**Written problem:** Tell how many lines in these records contain the string "date", with only the number as the reply.

-- -- --

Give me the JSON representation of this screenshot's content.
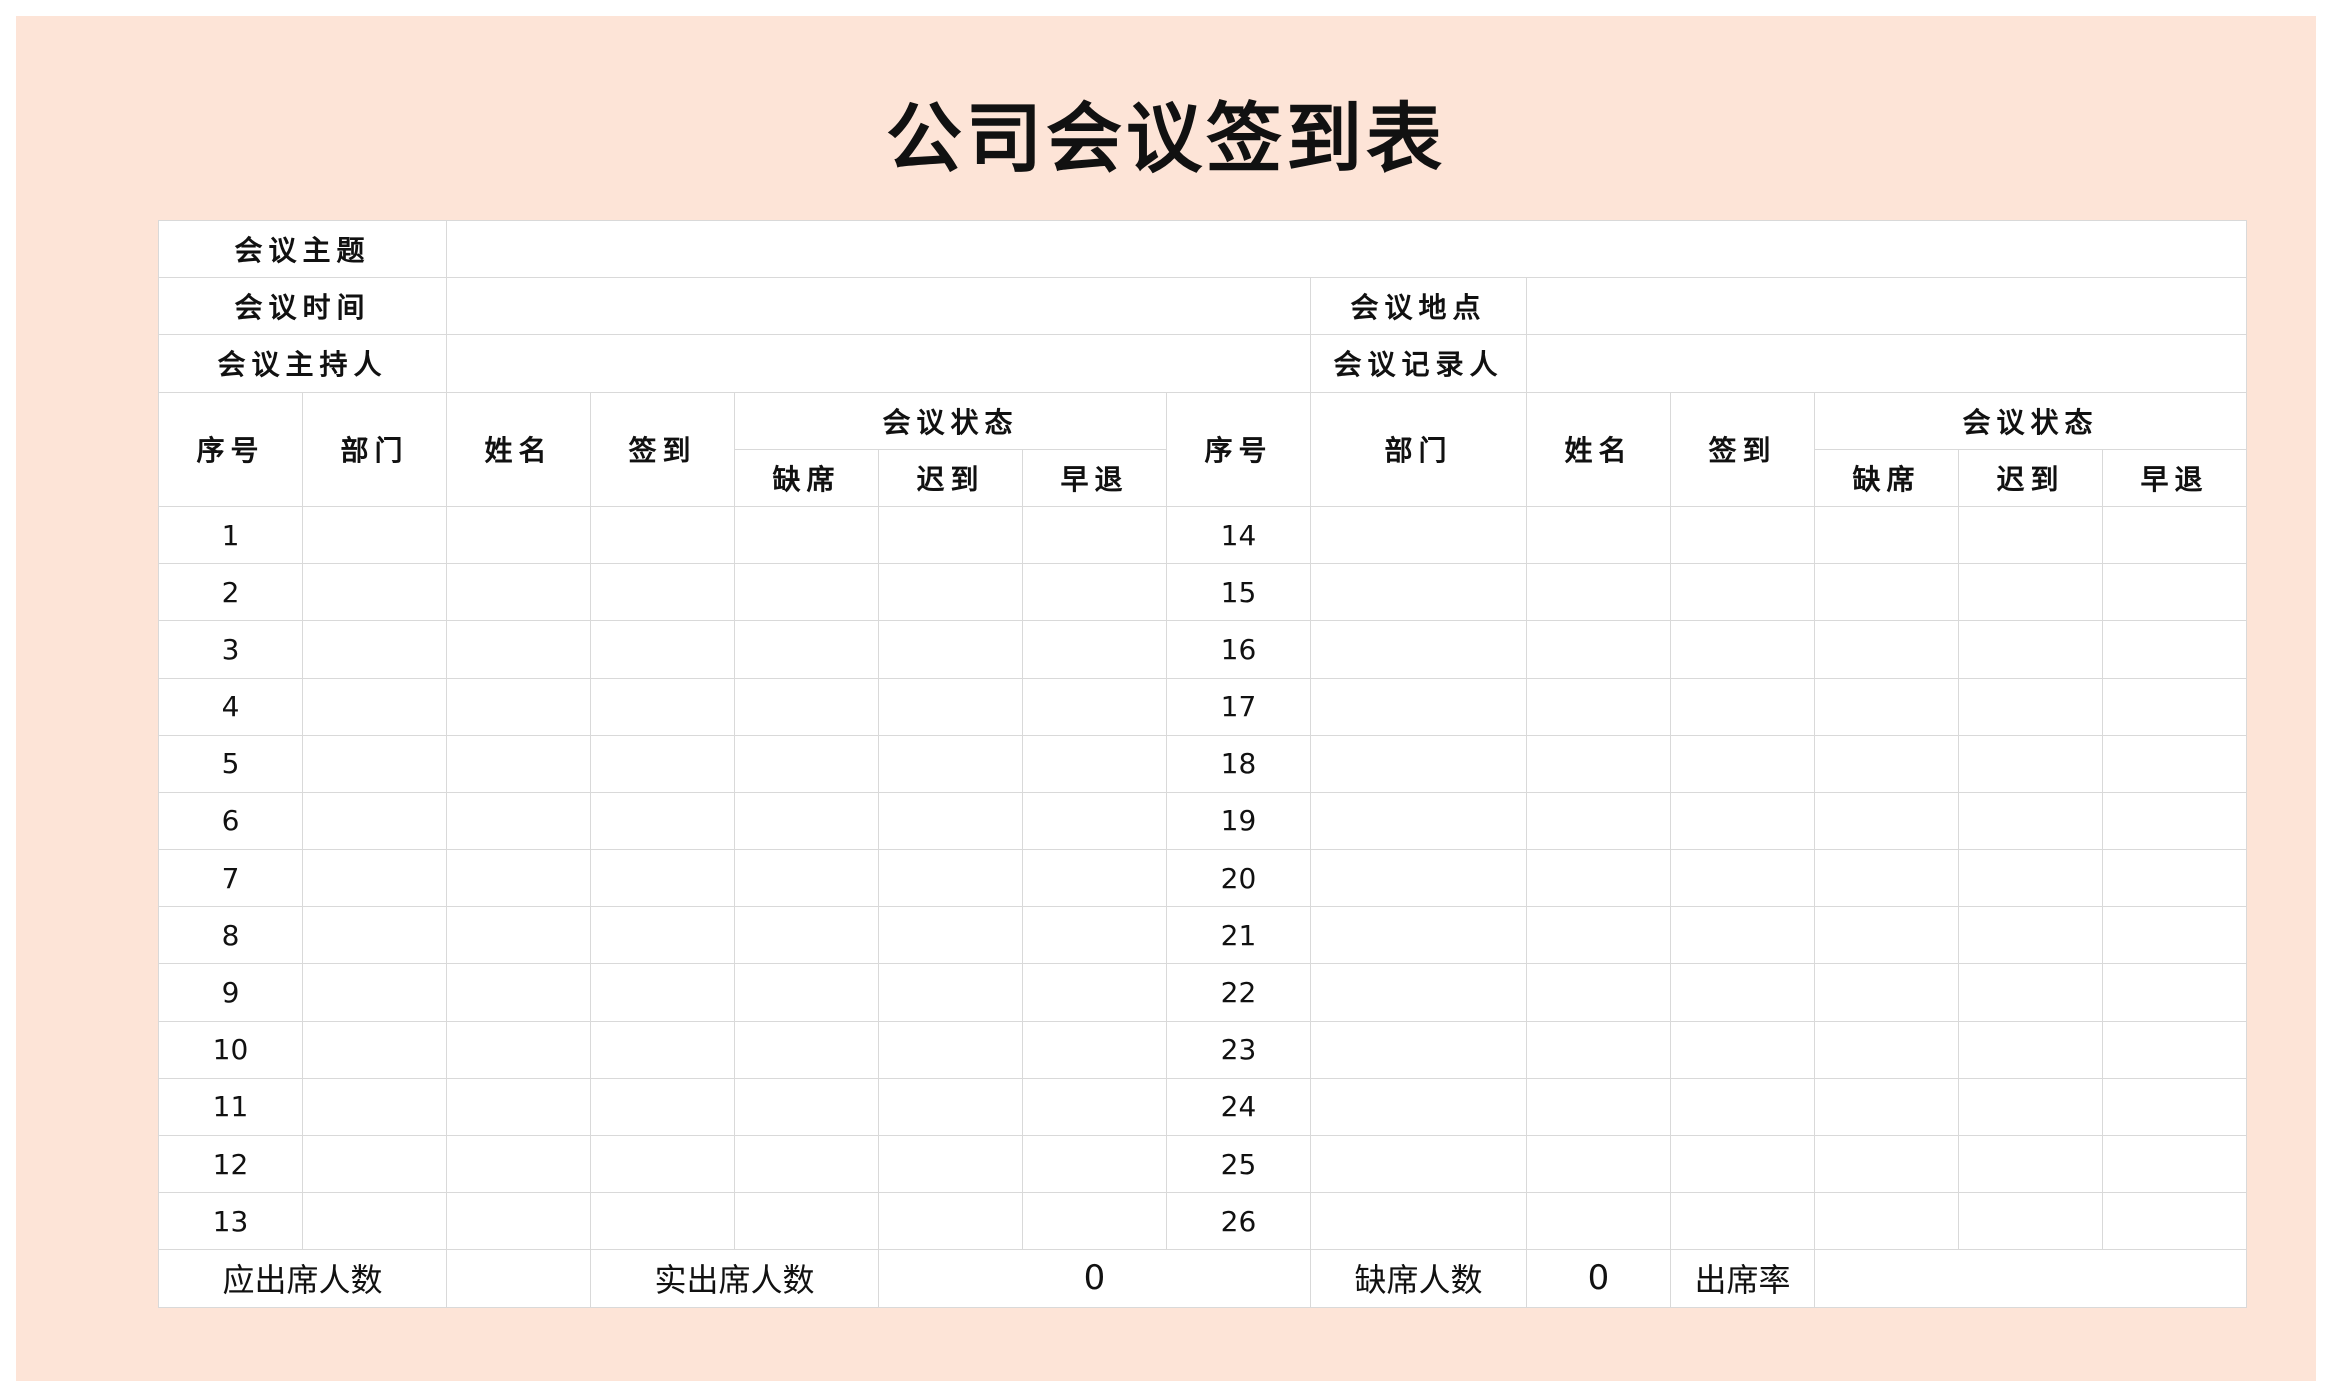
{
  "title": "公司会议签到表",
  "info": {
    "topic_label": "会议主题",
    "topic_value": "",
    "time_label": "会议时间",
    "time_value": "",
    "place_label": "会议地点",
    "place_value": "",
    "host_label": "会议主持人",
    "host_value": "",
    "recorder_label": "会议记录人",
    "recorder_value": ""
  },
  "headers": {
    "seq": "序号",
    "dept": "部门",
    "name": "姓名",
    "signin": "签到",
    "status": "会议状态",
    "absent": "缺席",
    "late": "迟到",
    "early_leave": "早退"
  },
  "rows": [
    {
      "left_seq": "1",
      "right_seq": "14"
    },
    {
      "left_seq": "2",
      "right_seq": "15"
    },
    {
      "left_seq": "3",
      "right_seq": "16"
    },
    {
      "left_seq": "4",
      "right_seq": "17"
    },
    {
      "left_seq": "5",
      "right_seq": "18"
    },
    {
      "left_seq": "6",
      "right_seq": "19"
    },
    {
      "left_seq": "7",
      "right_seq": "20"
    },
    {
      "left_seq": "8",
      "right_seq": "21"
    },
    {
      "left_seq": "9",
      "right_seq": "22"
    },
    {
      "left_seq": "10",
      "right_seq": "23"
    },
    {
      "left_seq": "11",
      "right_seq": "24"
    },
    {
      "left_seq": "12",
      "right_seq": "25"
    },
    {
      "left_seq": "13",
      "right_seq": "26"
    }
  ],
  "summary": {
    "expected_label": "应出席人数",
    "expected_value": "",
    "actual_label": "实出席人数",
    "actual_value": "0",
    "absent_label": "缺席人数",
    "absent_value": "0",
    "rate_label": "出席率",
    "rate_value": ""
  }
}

-- -- --

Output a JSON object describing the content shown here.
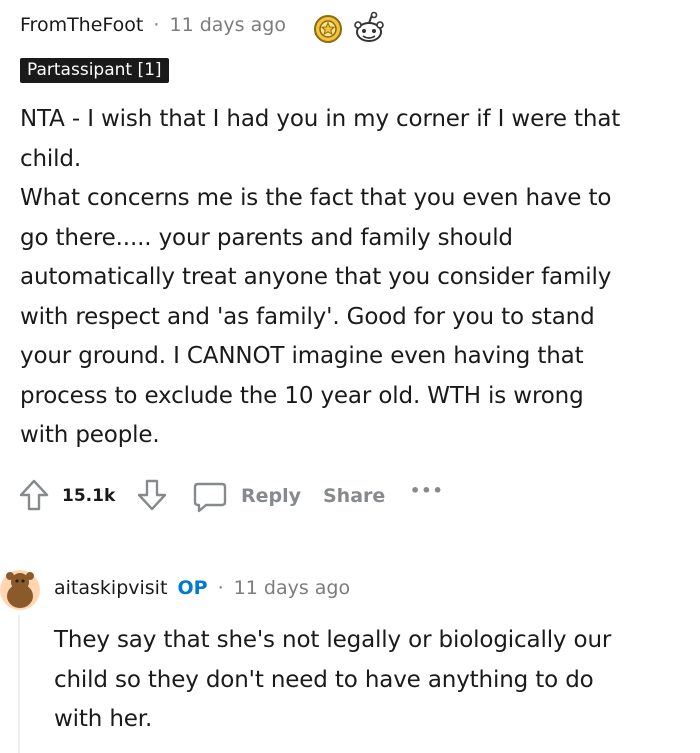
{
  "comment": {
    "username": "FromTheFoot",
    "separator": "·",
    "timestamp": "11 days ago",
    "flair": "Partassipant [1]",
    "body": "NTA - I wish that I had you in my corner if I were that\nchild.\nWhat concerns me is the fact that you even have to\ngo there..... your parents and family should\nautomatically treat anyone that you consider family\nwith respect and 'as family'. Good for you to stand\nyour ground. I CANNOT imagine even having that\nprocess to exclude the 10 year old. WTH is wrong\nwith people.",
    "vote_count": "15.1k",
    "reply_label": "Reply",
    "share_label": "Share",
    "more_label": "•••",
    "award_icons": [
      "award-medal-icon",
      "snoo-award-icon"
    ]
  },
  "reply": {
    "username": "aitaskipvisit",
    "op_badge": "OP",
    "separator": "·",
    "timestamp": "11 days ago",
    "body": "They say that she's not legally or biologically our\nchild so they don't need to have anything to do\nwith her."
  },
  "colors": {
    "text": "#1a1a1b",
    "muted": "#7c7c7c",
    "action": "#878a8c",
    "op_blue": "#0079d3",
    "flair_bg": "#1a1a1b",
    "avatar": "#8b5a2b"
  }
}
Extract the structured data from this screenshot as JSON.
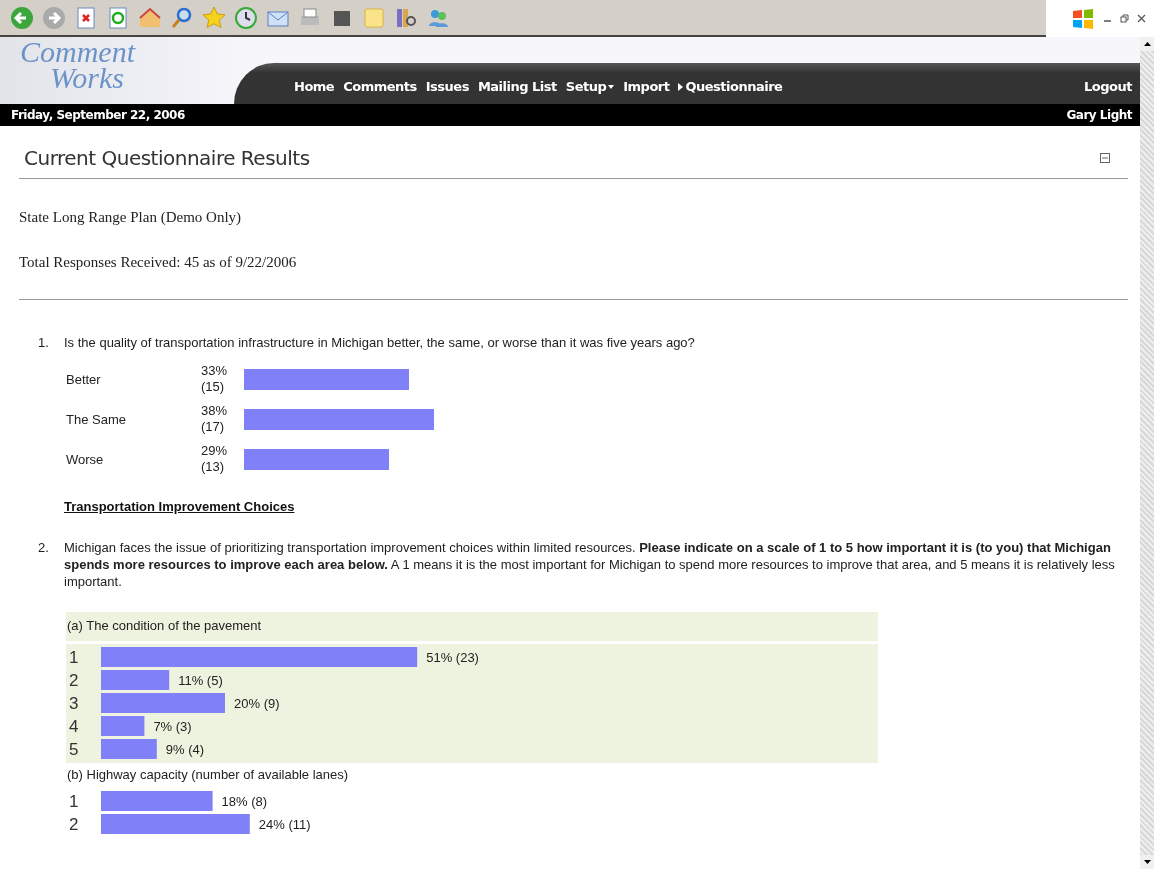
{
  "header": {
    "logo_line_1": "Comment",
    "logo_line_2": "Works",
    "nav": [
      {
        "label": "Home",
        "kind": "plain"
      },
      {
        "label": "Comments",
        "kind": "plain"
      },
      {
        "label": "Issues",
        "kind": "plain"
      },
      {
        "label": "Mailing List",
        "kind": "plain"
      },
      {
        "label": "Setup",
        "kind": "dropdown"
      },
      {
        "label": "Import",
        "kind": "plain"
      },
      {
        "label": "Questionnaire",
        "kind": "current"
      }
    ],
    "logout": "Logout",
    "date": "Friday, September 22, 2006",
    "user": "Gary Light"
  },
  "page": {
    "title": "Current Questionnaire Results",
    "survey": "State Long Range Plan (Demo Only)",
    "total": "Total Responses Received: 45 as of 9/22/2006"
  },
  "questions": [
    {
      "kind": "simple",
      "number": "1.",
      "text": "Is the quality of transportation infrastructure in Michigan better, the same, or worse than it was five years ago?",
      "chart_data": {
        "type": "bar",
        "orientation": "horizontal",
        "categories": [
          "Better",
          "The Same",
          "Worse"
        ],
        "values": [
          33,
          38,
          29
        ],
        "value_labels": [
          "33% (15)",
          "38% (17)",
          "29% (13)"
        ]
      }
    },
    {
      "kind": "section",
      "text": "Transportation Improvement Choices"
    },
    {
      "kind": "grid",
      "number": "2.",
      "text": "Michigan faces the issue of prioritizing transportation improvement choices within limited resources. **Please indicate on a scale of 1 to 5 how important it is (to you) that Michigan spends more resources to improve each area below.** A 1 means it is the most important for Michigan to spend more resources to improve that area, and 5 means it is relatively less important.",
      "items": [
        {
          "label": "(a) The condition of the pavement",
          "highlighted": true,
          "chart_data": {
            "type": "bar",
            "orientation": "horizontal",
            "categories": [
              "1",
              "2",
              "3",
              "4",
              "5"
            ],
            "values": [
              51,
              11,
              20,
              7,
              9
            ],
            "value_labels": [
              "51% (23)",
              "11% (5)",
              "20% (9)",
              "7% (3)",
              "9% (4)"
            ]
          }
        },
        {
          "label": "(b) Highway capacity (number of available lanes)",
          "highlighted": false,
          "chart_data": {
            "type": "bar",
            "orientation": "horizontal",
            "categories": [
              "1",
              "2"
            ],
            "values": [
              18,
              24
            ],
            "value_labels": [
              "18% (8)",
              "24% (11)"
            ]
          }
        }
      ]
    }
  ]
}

-- -- --

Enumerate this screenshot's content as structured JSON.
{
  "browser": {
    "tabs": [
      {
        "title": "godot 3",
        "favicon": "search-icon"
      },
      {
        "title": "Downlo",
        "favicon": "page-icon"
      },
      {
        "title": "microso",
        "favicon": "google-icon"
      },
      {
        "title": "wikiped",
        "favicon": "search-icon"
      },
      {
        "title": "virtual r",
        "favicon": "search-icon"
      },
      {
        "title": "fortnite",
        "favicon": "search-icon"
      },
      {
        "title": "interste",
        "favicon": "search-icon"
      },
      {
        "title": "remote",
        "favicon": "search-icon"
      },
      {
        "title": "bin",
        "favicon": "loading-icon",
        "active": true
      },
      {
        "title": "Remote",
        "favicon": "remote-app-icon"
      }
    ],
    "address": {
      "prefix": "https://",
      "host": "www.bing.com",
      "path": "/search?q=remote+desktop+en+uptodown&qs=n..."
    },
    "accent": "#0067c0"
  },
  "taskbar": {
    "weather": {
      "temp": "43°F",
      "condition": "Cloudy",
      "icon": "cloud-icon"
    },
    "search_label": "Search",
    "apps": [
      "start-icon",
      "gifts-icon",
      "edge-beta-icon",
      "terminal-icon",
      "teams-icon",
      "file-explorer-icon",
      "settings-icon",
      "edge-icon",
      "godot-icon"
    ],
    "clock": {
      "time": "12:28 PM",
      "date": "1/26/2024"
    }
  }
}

-- -- --

**Problem solution:** 2